All this means that traditional historic banking, as practiced for centuries, no longer has a means to service their traditional customers; but that is just one of a number of intended consequence of readjusting Babylon to the wishes of the Babylonian elite.
Furthermore all these people give the appearance they are truly serious! I can think of no better reason to justify the earlier startup question. None of them has any concept of what it takes to be a successful entrepreneur in the United States of America, and I might add it is not something all that familiar to leaders in other nation states either.
How about this incentive: If you stand on your head for an hour, then fill out a 500 page online form disclosing all trade secrets; how you are out to swindle everyone you come in contact with; split to a non-extradition country; then we will send you a special bottle of magic fairy dust — so that the government will give you an registered opportunity to succeed.
Well, with Tinker Bell’s help, Never Never Land seems like the place to be; but that still doesn’t answer the jobs startup question.
But maybe, just maybe it seems that the President and Congress have been living on their childish estates there for at least a generation. “Run for Federal office and you can quickly immigrate to Neverland, where you can instantly retire and never grow up!”
So from bases in the land of make believe, we will have self righteous and childish political warfare for the foreseeable future. This will constrain the reality of our present jobs conundrum so that is absolutely no reason in the present economic environment that someone of sound mind and stature would want to begin to build a lasting tower of economic strength and wealth creation, when there is no foundational or structural components that have any durability beyond November 2012; and then in January 2013 what little there is — all disappears!
Grow up, boys and girls! Let’s move beyond all the childishness and the spoiled brat toys games, from the top on down!
Back to the jobs creation conundrum and the need for startup firms. One man or woman, with access to capital, can build a highly prosperous company and in the process become quite wealthy. However as long as he treats the people that work for him, or her, as employees, they will continually react like employees. Some will work hard and do the best they can for the company, but when it comes right down to it, their personal welfare will come at the expense of the company.
True continually growing wealth creating organizations however require a team mindset, That means the head honcho will have to fill any holes in the team, especially initially, as both coach and quarterback, or point guard. In other words the entrepreneur must continually develop the game plan and make sure it is executed. The quicker a professional team can be developed and function, the quicker the company can move from a startup organization into a self-sustaining rapidly growing enterprise.
Teams win and lose as teams, not individuals. As such winning means sharing the wealth, the prize. Losing means working not only harder, but smarter. The quicker the coach understands that enterprise teamwork is really a synergistic, or perhaps better term, symbiosis opportunity, the quicker the transformation can occur.
Team members in a startup company basically come has two special teams, investors and management. The investor team plays for what we call the agricultural return on their investments, 10, 20, 60, 100, 1,000, 10,000 fold. Management gets a monetary stipend plus some agricultural return incentives as well.
The investor team is made up of busy people, virtually all with broad investment and management experience. However if they only are willing to bring the money to the organization, the coach will be better off without them. This brings us to the most important asset of all players on both special teams, if you indeed are going to create lasting and prosperous enterprise — that asset is integrity.
A person with integrity is basically the pig in a ham and egg breakfast. The person with integrity is committed, the chickens really just want to be involved. Startup organizations have no room for chickens. Don’t bring them in, and if you find out they have evolved into chickens, give them the opportunity to become free range birds, but if possible help them find a real job, because especially roosters can make a lot of noise, even if they really don’t do a whole lot related to the productivity of the chicken coop.

********************

Can you retype, word for word, the stretch of the commentary above on job creation and startups that begins with "A person with" and ends with "the chicken coop."?

********************

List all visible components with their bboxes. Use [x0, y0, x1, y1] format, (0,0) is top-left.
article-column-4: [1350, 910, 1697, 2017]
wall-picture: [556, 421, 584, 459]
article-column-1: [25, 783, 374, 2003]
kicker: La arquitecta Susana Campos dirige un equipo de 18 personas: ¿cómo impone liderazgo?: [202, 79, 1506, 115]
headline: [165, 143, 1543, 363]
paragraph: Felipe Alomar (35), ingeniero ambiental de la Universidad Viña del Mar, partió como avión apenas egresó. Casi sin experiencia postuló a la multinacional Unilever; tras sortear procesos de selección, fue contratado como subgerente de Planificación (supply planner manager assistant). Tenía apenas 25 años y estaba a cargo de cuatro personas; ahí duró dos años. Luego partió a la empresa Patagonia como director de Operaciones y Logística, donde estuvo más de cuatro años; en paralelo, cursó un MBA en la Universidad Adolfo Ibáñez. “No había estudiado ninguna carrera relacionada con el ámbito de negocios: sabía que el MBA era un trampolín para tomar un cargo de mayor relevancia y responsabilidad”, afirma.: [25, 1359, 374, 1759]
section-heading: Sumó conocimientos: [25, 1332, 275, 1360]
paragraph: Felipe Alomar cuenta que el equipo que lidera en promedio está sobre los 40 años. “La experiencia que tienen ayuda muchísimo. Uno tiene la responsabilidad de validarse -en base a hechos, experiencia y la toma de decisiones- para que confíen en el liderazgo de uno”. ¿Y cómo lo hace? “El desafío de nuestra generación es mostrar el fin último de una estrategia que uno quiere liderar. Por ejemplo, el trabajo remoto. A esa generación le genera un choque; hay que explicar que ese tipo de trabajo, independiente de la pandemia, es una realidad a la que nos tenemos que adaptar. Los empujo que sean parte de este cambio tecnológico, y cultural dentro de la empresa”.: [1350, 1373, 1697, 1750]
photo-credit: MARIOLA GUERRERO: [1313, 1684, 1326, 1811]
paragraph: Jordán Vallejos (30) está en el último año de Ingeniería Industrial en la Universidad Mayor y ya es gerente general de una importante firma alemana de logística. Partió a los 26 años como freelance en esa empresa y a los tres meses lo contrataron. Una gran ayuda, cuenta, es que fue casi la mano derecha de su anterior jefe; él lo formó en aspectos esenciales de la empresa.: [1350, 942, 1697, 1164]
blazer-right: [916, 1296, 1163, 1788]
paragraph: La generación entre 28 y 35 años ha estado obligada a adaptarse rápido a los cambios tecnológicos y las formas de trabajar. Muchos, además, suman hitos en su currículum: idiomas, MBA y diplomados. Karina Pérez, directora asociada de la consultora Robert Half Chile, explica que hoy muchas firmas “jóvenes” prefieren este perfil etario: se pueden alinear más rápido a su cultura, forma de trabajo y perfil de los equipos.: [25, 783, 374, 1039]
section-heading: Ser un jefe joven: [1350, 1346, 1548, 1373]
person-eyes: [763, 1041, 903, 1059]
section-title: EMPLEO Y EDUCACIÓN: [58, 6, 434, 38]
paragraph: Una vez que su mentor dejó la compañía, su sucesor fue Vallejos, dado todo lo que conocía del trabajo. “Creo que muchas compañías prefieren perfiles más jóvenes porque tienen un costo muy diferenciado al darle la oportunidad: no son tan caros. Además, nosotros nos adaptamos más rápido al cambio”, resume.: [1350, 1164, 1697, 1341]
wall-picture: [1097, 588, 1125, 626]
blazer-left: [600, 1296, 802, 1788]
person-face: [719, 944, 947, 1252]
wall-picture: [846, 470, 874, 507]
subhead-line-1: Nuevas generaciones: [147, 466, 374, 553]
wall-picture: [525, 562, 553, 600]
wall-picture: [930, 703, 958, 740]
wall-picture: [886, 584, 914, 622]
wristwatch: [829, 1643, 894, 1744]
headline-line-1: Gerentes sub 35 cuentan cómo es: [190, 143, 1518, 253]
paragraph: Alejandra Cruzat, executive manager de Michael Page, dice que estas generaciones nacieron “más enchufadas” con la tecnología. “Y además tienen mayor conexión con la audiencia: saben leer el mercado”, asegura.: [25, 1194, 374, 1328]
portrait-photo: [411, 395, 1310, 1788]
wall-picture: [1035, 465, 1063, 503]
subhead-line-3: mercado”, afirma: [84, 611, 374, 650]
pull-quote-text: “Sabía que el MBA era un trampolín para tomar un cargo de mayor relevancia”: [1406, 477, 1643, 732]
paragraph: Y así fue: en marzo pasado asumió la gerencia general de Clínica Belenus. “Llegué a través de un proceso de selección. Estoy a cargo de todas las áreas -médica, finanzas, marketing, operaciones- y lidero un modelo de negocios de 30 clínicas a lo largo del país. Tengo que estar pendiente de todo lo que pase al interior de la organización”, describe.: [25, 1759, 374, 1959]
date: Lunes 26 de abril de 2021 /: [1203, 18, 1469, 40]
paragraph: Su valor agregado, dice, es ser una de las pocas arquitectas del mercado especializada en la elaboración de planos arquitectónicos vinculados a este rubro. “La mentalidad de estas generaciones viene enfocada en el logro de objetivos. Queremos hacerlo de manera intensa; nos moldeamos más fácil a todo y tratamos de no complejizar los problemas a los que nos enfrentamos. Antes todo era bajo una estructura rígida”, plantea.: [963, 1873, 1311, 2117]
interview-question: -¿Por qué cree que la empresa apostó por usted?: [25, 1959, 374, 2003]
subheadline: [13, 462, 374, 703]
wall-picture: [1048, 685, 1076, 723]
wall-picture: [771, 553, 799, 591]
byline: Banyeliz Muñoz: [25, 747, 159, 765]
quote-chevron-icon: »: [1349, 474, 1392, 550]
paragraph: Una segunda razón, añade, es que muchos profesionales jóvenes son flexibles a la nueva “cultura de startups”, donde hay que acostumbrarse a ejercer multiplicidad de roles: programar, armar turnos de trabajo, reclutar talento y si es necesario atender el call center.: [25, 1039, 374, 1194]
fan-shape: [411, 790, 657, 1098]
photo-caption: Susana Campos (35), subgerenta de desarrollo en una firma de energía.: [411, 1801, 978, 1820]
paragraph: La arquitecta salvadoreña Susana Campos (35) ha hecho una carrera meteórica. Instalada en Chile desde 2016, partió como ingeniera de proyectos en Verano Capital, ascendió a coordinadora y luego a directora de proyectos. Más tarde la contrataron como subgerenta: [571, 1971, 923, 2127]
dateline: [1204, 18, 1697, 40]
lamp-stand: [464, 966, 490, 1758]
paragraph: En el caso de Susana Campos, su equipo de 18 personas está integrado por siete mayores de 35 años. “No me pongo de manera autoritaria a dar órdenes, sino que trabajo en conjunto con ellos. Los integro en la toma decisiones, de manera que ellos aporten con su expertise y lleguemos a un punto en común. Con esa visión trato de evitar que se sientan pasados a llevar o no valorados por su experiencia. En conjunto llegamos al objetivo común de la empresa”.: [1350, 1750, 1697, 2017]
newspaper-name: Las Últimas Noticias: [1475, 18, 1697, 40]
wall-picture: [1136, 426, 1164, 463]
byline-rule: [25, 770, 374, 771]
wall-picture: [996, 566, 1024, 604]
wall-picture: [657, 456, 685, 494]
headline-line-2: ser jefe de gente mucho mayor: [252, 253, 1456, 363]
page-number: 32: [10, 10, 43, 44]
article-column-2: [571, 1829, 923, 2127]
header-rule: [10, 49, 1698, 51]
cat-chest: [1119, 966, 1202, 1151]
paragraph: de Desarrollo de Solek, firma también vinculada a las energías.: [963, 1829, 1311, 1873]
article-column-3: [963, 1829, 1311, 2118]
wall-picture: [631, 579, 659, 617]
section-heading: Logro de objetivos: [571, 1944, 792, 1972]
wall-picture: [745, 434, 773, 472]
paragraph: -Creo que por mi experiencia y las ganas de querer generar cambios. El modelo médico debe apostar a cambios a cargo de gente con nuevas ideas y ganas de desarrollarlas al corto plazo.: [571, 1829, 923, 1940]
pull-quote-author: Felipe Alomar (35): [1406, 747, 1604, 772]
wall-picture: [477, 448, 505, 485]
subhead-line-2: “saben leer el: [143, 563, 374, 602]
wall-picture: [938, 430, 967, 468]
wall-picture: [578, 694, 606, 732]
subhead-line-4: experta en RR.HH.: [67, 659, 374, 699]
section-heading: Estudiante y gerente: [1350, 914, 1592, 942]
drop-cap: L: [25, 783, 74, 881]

********************

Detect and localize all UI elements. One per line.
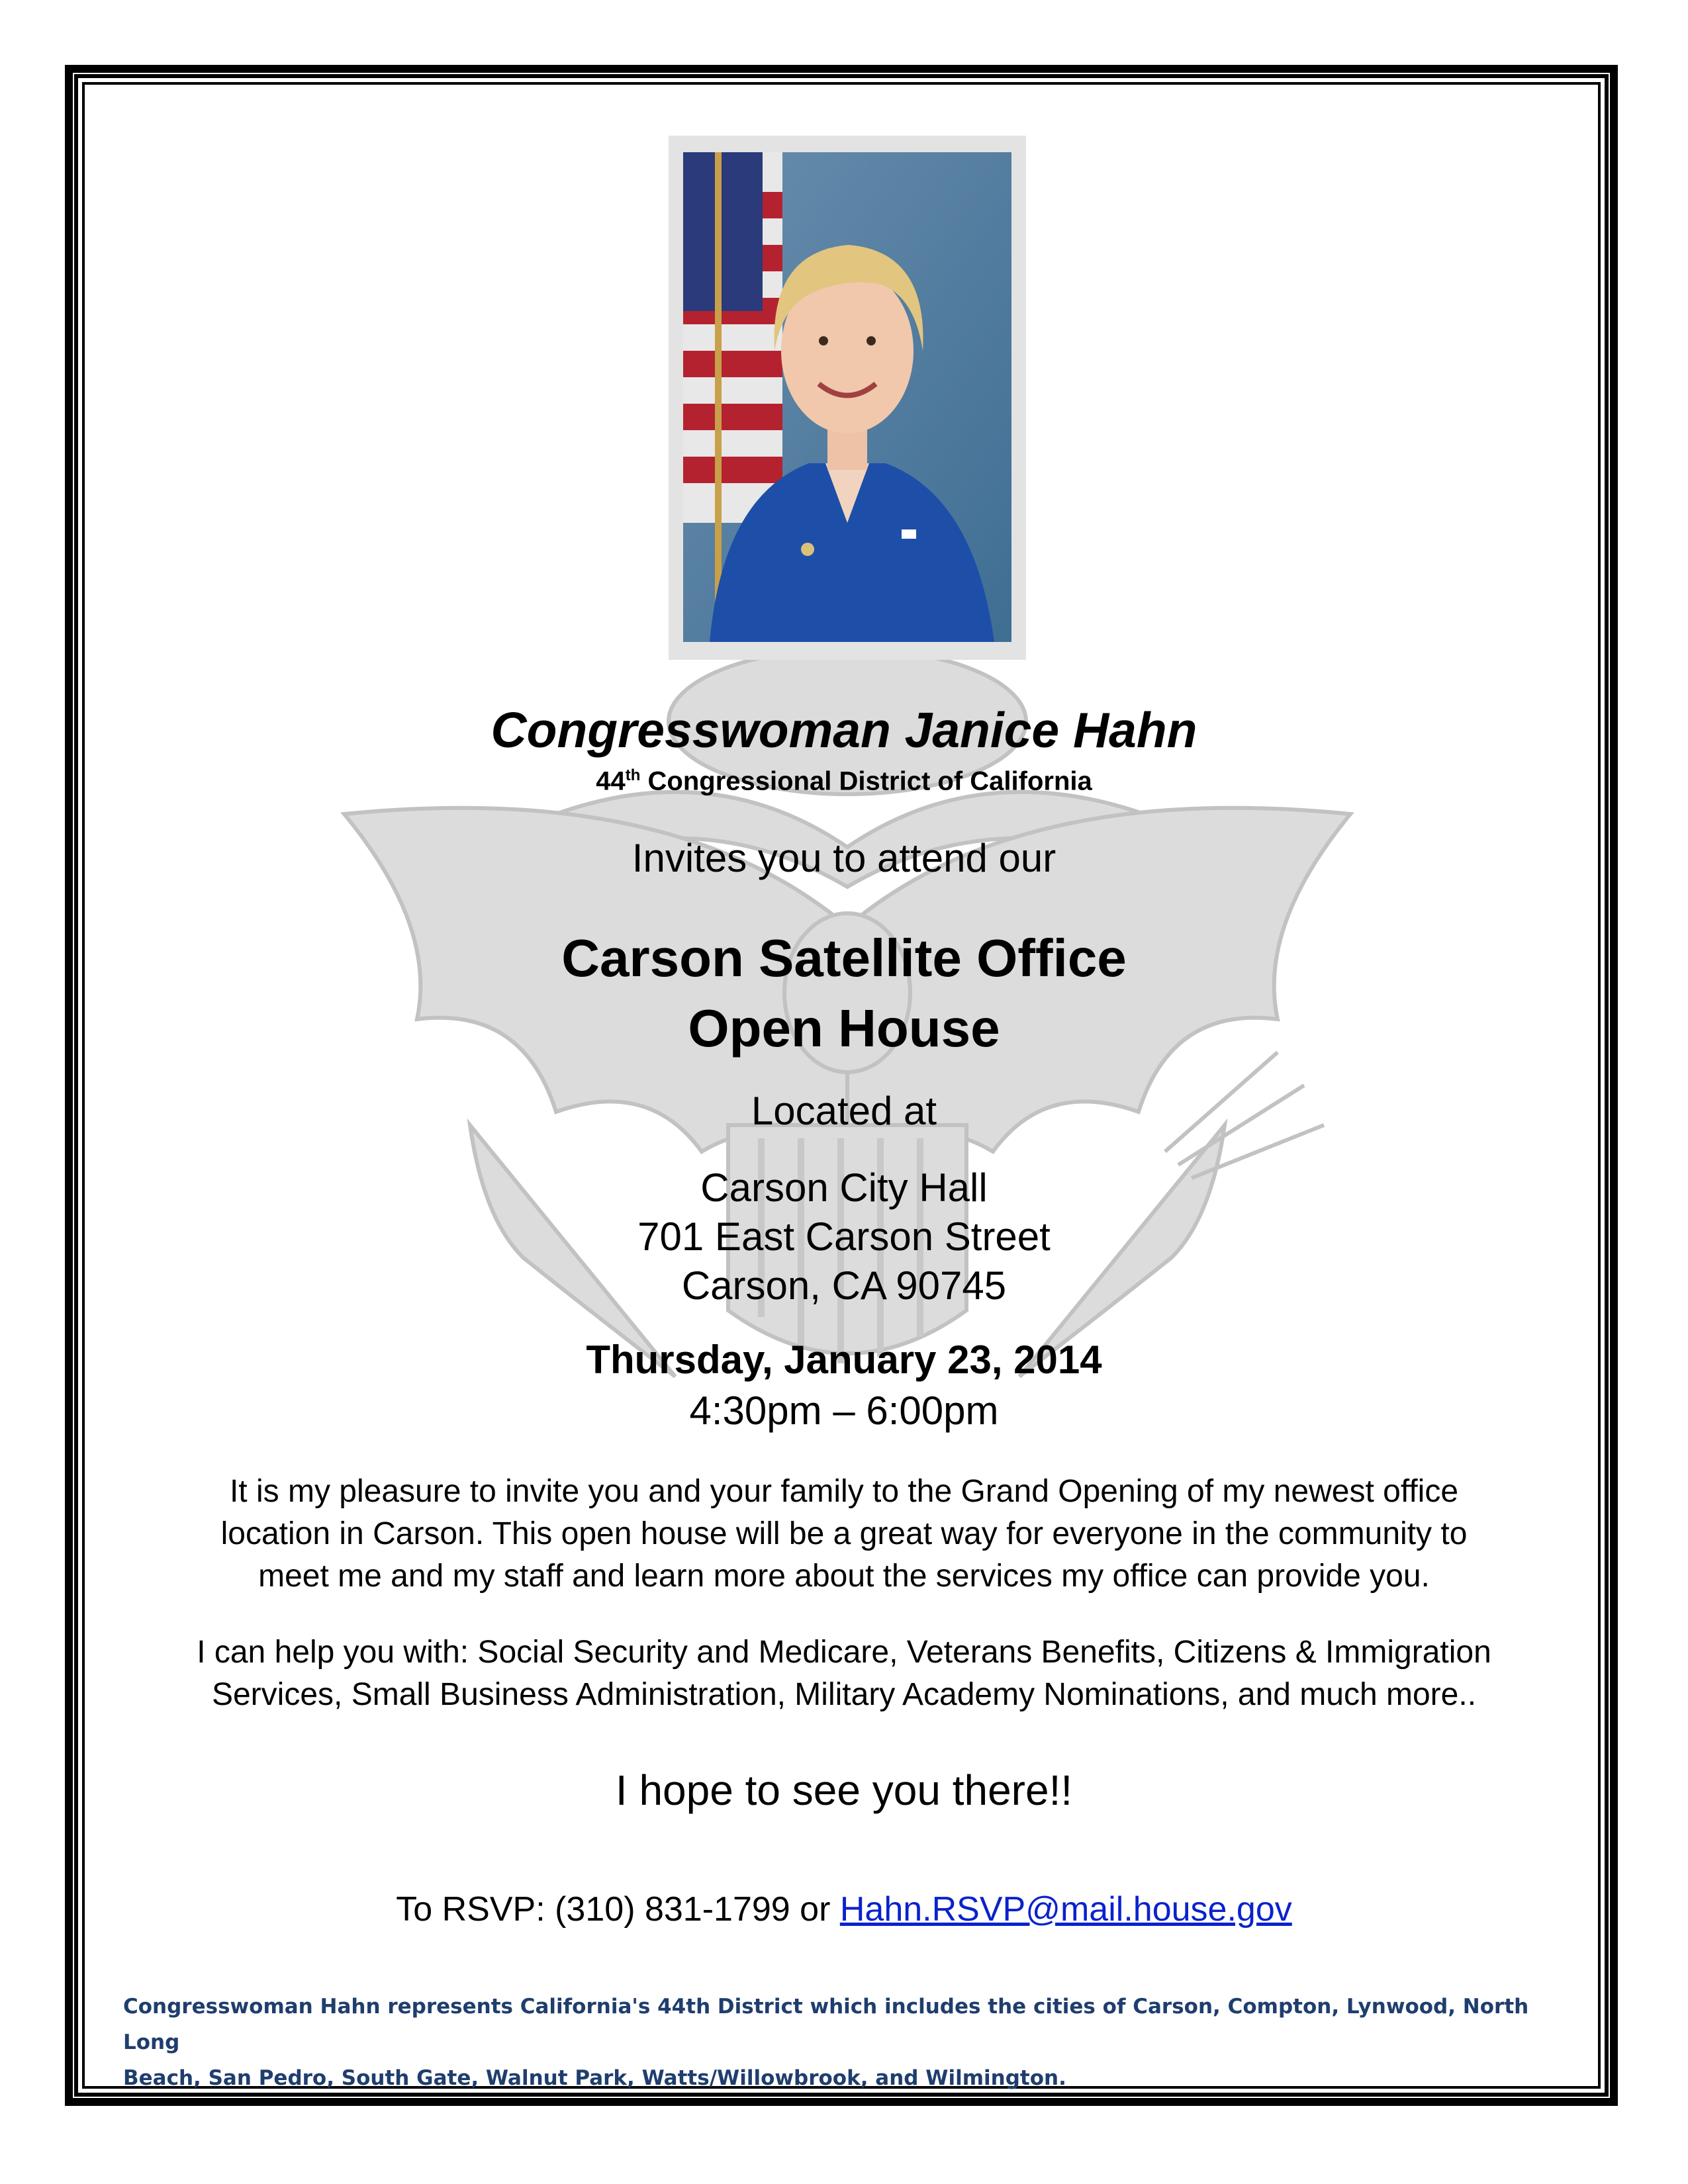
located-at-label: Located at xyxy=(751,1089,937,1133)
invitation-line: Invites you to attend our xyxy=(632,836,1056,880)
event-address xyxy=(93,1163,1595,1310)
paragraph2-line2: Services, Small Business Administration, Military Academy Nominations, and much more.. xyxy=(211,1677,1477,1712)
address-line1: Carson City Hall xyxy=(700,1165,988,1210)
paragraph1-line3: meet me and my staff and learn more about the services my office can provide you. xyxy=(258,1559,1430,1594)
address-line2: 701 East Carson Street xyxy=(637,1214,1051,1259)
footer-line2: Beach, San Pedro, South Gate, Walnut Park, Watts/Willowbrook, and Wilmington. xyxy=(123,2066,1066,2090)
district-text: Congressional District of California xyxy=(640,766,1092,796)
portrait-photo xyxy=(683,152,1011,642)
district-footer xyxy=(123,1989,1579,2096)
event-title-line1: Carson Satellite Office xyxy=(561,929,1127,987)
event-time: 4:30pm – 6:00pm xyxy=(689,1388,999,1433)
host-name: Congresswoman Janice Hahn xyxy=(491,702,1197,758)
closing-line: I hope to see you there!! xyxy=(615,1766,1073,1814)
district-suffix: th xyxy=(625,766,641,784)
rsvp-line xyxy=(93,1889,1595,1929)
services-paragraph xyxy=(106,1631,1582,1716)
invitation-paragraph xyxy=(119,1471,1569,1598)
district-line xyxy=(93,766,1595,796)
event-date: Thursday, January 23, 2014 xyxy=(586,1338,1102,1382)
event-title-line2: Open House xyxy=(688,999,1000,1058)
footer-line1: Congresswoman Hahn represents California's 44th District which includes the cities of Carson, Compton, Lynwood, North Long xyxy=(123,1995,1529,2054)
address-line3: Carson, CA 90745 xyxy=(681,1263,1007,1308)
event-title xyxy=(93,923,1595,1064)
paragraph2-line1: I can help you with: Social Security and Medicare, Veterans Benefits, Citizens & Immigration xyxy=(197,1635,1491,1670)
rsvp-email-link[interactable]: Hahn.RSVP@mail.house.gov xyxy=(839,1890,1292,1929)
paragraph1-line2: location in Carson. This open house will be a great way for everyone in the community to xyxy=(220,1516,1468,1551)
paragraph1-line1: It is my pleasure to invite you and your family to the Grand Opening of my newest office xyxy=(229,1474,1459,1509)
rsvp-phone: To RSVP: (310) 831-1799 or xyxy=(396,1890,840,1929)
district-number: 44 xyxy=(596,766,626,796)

********************

WRITTEN RESPONSE ::
A person with integrity is basically the pig in a ham and egg breakfast. The person with integrity is committed, the chickens really just want to be involved. Startup organizations have no room for chickens. Don’t bring them in, and if you find out they have evolved into chickens, give them the opportunity to become free range birds, but if possible help them find a real job, because especially roosters can make a lot of noise, even if they really don’t do a whole lot related to the productivity of the chicken coop.